DIRECTIVE:
From the entries below, copy every line that holds the word "مصلحة".
___ RAW DATA
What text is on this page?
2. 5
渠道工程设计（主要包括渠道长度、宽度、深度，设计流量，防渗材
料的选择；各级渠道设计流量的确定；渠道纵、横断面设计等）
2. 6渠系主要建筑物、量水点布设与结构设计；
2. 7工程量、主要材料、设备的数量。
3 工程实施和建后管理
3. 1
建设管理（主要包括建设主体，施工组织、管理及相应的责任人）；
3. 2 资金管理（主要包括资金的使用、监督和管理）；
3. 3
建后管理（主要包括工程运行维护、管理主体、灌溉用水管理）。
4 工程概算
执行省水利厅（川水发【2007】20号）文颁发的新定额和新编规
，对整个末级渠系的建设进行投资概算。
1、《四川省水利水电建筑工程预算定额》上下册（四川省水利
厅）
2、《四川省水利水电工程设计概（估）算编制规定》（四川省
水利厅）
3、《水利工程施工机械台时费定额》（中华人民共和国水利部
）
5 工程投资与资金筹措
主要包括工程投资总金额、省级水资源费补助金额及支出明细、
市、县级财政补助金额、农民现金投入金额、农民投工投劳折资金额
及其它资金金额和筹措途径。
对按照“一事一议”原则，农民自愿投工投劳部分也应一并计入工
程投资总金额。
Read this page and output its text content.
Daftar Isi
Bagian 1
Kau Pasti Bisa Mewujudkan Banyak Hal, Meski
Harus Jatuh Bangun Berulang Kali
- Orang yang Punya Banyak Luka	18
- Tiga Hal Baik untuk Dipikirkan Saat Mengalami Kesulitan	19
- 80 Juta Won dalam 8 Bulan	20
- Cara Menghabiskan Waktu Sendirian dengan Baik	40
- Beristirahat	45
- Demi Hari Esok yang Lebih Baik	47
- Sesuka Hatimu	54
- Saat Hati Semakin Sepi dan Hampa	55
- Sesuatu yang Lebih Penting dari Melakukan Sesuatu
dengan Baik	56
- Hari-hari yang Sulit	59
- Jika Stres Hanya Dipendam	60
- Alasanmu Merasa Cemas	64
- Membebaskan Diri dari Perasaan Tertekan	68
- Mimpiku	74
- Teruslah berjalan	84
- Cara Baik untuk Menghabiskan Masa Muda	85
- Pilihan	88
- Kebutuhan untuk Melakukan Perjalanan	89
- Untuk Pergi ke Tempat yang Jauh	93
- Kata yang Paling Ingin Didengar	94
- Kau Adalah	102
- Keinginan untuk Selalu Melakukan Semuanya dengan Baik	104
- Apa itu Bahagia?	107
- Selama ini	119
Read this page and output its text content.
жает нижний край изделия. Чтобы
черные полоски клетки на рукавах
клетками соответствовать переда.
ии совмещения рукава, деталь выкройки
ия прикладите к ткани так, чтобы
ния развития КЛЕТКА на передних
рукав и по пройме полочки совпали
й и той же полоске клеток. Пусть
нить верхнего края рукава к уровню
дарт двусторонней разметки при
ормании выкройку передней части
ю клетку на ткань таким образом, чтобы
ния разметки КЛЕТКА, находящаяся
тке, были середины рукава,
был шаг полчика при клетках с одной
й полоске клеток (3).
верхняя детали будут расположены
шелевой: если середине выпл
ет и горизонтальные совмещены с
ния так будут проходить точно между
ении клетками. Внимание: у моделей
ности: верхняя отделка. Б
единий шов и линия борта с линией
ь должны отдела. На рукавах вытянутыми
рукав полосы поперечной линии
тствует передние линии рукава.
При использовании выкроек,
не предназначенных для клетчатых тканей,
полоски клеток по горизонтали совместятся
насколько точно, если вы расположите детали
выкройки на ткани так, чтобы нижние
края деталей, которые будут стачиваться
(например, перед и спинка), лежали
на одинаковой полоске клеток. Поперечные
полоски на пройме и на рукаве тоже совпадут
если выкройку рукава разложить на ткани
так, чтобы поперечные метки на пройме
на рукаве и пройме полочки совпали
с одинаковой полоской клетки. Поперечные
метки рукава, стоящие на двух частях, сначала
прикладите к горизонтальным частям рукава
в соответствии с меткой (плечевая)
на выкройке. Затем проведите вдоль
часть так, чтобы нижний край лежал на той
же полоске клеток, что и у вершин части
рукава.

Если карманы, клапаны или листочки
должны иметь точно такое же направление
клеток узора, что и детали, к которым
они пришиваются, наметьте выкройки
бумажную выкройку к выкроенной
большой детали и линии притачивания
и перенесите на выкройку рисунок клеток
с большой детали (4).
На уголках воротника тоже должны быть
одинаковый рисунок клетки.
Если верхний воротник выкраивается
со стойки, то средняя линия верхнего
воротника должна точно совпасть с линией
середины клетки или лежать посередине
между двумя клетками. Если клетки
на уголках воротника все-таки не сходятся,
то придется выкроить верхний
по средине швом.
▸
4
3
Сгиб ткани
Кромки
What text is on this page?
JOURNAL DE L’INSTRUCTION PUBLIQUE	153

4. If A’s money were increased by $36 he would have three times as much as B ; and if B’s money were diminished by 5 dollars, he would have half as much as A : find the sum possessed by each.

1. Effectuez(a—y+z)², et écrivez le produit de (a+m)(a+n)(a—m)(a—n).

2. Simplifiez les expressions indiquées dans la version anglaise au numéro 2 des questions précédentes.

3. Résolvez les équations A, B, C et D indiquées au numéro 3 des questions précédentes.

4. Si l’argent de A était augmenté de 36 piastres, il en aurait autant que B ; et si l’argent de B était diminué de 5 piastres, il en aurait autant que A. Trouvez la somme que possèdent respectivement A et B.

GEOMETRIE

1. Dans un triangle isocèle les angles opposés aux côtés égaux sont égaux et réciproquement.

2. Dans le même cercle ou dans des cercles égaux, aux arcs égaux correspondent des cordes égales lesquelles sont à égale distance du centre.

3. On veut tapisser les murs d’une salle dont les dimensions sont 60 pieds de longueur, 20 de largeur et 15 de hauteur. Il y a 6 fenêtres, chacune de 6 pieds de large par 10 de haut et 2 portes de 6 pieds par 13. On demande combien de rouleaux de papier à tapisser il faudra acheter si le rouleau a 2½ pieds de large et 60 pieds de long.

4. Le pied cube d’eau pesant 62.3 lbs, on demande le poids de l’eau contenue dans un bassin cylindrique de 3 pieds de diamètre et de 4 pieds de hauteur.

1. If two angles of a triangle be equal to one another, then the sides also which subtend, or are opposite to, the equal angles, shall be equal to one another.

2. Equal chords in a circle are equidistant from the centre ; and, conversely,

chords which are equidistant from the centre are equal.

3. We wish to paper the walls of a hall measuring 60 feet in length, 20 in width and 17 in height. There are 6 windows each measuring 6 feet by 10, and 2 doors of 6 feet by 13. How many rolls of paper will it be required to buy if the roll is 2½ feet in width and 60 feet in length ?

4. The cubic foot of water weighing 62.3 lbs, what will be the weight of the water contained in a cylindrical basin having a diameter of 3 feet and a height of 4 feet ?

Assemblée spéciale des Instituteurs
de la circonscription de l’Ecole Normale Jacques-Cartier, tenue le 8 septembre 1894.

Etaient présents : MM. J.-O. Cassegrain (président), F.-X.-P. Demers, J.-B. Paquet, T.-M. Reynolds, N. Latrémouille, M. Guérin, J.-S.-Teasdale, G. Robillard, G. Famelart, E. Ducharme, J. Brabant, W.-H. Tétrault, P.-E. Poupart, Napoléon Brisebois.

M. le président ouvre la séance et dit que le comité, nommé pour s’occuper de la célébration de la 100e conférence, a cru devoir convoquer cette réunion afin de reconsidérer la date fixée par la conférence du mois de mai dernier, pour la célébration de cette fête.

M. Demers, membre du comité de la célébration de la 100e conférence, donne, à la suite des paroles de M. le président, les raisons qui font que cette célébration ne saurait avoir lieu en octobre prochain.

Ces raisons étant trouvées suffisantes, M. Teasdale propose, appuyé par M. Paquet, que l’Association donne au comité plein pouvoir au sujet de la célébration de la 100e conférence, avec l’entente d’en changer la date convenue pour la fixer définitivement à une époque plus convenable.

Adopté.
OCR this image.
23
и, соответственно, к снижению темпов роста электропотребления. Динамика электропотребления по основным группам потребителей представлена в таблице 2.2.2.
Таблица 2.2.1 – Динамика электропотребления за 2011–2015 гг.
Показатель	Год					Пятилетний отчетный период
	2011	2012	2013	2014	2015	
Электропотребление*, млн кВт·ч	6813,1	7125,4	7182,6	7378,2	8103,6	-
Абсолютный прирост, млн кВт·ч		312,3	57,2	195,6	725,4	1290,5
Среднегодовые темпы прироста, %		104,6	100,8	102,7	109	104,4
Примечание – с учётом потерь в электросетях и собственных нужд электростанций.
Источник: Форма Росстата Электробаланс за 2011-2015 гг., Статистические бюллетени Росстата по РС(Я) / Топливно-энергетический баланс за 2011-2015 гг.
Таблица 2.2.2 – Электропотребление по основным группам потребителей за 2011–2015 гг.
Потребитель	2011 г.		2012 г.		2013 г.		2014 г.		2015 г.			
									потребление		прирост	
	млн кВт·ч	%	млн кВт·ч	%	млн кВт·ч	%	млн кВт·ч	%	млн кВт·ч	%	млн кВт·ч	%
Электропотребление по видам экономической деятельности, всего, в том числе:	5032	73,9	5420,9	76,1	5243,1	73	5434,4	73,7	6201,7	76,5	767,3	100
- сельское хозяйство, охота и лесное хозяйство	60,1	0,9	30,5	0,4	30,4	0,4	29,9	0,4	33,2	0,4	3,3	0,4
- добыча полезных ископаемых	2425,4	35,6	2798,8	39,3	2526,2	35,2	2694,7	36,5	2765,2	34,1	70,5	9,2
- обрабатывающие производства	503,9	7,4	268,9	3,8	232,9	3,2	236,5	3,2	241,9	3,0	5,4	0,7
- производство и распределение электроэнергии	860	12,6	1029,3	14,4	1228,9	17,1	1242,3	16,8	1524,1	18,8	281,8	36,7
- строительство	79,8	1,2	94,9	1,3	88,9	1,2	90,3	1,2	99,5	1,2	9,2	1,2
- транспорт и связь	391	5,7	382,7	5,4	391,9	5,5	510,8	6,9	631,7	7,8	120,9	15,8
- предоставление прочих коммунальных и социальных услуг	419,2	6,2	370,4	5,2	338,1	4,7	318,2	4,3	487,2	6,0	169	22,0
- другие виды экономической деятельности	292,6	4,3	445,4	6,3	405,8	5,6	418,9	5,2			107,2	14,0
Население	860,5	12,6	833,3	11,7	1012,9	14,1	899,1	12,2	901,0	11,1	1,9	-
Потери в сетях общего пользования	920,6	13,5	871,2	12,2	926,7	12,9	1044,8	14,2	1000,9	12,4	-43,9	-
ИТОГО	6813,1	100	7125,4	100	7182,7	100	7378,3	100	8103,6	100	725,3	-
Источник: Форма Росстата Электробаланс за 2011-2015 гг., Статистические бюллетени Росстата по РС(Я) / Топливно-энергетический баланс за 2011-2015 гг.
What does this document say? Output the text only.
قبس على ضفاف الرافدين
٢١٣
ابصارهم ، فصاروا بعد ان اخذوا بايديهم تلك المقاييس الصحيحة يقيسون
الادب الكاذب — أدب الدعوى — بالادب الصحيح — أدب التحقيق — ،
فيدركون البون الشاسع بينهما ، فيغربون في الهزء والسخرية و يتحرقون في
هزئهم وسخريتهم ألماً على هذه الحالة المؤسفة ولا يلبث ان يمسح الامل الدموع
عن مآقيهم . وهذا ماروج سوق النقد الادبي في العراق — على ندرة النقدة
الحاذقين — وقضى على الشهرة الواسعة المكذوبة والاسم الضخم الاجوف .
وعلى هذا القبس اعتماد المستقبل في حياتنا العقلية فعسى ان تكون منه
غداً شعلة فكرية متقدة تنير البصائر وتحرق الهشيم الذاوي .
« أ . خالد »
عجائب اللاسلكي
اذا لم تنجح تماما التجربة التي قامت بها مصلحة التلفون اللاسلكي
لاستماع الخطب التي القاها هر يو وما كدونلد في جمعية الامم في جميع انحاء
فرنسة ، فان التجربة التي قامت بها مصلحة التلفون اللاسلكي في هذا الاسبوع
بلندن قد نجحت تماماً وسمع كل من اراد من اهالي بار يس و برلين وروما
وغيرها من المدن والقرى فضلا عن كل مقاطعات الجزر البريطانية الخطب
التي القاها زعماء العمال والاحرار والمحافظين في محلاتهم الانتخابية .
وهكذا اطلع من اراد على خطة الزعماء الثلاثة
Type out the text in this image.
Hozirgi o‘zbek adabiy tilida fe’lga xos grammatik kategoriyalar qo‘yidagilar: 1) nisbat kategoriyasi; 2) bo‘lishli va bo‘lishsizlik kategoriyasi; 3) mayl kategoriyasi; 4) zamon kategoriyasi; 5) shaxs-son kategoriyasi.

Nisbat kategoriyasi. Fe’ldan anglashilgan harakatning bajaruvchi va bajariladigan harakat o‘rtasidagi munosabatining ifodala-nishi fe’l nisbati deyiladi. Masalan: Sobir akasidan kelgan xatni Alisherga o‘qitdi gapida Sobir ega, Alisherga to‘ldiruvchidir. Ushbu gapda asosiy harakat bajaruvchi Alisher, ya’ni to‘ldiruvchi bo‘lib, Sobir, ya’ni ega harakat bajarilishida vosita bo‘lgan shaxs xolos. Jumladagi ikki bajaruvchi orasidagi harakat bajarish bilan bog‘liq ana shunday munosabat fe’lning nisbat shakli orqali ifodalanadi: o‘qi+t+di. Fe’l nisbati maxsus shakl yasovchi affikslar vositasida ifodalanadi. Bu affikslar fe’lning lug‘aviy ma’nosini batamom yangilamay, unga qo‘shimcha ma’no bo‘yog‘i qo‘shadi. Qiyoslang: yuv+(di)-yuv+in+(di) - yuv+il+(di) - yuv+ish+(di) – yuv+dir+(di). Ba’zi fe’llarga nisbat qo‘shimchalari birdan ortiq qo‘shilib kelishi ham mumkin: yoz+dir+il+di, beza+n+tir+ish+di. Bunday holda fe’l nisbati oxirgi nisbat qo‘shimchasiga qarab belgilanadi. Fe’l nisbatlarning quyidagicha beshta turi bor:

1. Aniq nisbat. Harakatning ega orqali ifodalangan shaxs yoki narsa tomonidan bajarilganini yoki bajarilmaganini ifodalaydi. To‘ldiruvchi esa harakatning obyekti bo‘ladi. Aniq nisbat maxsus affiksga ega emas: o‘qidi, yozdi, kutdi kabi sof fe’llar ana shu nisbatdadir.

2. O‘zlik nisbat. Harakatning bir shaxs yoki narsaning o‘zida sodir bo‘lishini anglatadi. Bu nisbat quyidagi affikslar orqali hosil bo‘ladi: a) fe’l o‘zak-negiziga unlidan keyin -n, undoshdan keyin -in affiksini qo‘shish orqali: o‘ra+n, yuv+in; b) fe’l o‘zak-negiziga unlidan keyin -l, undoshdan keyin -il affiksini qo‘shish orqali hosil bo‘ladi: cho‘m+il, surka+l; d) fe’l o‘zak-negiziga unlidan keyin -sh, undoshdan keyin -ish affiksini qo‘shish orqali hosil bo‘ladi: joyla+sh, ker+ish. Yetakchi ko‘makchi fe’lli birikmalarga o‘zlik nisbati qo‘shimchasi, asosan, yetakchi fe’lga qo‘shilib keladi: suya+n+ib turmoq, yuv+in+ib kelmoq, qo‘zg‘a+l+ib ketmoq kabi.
______
SOLVED PROBLEM:
اذا لم تنجح تماما التجربة التي قامت بها مصلحة التلفون اللاسلكي
فرنسة ، فان التجربة التي قامت بها مصلحة التلفون اللاسلكي في هذا الاسبوع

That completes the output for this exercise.